* begin *

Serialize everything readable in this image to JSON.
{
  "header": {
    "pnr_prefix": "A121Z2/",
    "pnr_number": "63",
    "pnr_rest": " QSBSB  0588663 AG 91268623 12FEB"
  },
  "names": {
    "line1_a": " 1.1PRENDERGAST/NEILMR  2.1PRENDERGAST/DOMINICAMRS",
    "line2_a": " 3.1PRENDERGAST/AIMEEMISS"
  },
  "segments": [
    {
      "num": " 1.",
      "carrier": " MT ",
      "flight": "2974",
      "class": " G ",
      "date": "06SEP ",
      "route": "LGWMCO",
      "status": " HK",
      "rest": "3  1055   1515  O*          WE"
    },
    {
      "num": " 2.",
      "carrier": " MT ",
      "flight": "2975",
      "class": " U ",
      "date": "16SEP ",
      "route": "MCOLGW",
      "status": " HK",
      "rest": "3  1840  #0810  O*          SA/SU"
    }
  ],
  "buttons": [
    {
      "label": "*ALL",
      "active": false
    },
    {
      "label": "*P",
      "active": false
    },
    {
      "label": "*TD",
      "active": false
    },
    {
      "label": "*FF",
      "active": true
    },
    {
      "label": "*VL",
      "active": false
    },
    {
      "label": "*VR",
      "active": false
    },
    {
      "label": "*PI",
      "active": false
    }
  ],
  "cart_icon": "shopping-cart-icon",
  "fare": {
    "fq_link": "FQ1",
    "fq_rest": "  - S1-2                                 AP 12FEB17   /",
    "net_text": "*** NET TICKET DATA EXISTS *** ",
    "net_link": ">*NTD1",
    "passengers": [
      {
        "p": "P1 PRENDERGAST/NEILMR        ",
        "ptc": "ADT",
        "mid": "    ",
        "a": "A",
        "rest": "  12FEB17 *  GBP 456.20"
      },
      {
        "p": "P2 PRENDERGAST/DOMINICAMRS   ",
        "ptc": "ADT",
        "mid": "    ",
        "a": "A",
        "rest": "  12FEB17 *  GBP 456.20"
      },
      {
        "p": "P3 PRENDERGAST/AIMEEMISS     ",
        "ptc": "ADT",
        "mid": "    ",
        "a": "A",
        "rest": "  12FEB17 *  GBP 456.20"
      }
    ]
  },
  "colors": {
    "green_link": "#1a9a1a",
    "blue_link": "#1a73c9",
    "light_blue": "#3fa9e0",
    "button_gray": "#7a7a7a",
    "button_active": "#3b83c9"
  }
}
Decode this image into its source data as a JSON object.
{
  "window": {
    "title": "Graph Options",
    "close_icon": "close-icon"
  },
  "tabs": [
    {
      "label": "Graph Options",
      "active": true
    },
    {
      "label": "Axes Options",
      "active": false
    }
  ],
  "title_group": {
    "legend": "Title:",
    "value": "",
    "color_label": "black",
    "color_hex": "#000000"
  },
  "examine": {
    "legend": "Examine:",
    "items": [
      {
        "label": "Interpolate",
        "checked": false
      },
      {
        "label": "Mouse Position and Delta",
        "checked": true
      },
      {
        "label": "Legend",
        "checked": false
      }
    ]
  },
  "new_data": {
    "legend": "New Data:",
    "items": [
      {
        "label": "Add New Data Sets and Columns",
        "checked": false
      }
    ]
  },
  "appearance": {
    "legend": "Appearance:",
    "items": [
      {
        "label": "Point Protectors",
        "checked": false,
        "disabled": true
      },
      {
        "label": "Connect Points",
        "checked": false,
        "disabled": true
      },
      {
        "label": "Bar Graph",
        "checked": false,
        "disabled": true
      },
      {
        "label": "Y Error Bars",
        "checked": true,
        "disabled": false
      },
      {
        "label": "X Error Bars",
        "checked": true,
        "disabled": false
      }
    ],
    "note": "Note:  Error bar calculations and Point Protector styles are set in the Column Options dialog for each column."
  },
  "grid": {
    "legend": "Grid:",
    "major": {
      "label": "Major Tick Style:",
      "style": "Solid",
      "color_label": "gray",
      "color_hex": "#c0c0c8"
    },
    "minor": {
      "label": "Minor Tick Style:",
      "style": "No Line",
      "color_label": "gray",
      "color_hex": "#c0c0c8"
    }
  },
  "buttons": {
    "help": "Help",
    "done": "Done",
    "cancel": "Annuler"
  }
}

* end *

Every entry must be quoted exactly as it appears above.

Serialize everything readable in this image to JSON.
{
  "header": {
    "pnr_prefix": "A121Z2/",
    "pnr_number": "63",
    "pnr_rest": " QSBSB  0588663 AG 91268623 12FEB"
  },
  "names": {
    "line1_a": " 1.1PRENDERGAST/NEILMR  2.1PRENDERGAST/DOMINICAMRS",
    "line2_a": " 3.1PRENDERGAST/AIMEEMISS"
  },
  "segments": [
    {
      "num": " 1.",
      "carrier": " MT ",
      "flight": "2974",
      "class": " G ",
      "date": "06SEP ",
      "route": "LGWMCO",
      "status": " HK",
      "rest": "3  1055   1515  O*          WE"
    },
    {
      "num": " 2.",
      "carrier": " MT ",
      "flight": "2975",
      "class": " U ",
      "date": "16SEP ",
      "route": "MCOLGW",
      "status": " HK",
      "rest": "3  1840  #0810  O*          SA/SU"
    }
  ],
  "buttons": [
    {
      "label": "*ALL",
      "active": false
    },
    {
      "label": "*P",
      "active": false
    },
    {
      "label": "*TD",
      "active": false
    },
    {
      "label": "*FF",
      "active": true
    },
    {
      "label": "*VL",
      "active": false
    },
    {
      "label": "*VR",
      "active": false
    },
    {
      "label": "*PI",
      "active": false
    }
  ],
  "cart_icon": "shopping-cart-icon",
  "fare": {
    "fq_link": "FQ1",
    "fq_rest": "  - S1-2                                 AP 12FEB17   /",
    "net_text": "*** NET TICKET DATA EXISTS *** ",
    "net_link": ">*NTD1",
    "passengers": [
      {
        "p": "P1 PRENDERGAST/NEILMR        ",
        "ptc": "ADT",
        "mid": "    ",
        "a": "A",
        "rest": "  12FEB17 *  GBP 456.20"
      },
      {
        "p": "P2 PRENDERGAST/DOMINICAMRS   ",
        "ptc": "ADT",
        "mid": "    ",
        "a": "A",
        "rest": "  12FEB17 *  GBP 456.20"
      },
      {
        "p": "P3 PRENDERGAST/AIMEEMISS     ",
        "ptc": "ADT",
        "mid": "    ",
        "a": "A",
        "rest": "  12FEB17 *  GBP 456.20"
      }
    ]
  },
  "colors": {
    "green_link": "#1a9a1a",
    "blue_link": "#1a73c9",
    "light_blue": "#3fa9e0",
    "button_gray": "#7a7a7a",
    "button_active": "#3b83c9"
  }
}
Decode this image into its source data as a JSON object.
{
  "window": {
    "title": "Graph Options",
    "close_icon": "close-icon"
  },
  "tabs": [
    {
      "label": "Graph Options",
      "active": true
    },
    {
      "label": "Axes Options",
      "active": false
    }
  ],
  "title_group": {
    "legend": "Title:",
    "value": "",
    "color_label": "black",
    "color_hex": "#000000"
  },
  "examine": {
    "legend": "Examine:",
    "items": [
      {
        "label": "Interpolate",
        "checked": false
      },
      {
        "label": "Mouse Position and Delta",
        "checked": true
      },
      {
        "label": "Legend",
        "checked": false
      }
    ]
  },
  "new_data": {
    "legend": "New Data:",
    "items": [
      {
        "label": "Add New Data Sets and Columns",
        "checked": false
      }
    ]
  },
  "appearance": {
    "legend": "Appearance:",
    "items": [
      {
        "label": "Point Protectors",
        "checked": false,
        "disabled": true
      },
      {
        "label": "Connect Points",
        "checked": false,
        "disabled": true
      },
      {
        "label": "Bar Graph",
        "checked": false,
        "disabled": true
      },
      {
        "label": "Y Error Bars",
        "checked": true,
        "disabled": false
      },
      {
        "label": "X Error Bars",
        "checked": true,
        "disabled": false
      }
    ],
    "note": "Note:  Error bar calculations and Point Protector styles are set in the Column Options dialog for each column."
  },
  "grid": {
    "legend": "Grid:",
    "major": {
      "label": "Major Tick Style:",
      "style": "Solid",
      "color_label": "gray",
      "color_hex": "#c0c0c8"
    },
    "minor": {
      "label": "Minor Tick Style:",
      "style": "No Line",
      "color_label": "gray",
      "color_hex": "#c0c0c8"
    }
  },
  "buttons": {
    "help": "Help",
    "done": "Done",
    "cancel": "Annuler"
  }
}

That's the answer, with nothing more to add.